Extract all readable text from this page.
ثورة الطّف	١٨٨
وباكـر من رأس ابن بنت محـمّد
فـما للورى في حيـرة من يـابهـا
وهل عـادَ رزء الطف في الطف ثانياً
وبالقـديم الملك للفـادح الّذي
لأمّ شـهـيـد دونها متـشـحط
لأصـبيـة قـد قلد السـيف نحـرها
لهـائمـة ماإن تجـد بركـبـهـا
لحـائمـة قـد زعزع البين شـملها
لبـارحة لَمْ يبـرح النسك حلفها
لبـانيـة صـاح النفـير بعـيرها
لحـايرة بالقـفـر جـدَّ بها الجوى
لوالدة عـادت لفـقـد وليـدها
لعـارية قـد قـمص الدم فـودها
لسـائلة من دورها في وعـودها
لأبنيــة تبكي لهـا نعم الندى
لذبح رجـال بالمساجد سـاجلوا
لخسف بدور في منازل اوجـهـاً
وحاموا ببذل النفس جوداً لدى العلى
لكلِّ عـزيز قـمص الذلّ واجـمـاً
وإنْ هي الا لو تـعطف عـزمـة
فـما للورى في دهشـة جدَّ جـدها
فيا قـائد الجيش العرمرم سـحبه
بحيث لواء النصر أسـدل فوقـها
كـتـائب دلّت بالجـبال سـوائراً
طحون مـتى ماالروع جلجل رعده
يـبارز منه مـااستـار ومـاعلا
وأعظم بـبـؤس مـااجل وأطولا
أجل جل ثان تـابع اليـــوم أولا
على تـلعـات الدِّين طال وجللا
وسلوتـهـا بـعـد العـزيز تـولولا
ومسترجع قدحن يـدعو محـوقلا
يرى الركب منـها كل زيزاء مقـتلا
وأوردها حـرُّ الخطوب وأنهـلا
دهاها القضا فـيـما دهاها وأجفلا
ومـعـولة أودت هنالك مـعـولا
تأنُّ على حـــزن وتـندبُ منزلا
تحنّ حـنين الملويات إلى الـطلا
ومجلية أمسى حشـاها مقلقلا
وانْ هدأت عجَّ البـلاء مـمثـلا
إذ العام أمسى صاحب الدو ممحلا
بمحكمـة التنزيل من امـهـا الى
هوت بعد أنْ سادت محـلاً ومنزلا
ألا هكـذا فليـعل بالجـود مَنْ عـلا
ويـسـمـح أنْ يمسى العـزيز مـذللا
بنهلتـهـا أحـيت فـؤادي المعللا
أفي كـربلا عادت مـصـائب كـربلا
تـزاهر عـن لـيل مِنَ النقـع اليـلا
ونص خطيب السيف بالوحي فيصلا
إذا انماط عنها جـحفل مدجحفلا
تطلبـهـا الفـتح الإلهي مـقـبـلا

| What is being asked |
Locate the word "فـما" in the records and collect each line it appears in.

| Task output |
فـما للورى في حيـرة من يـابهـا
فـما للورى في دهشـة جدَّ جـدها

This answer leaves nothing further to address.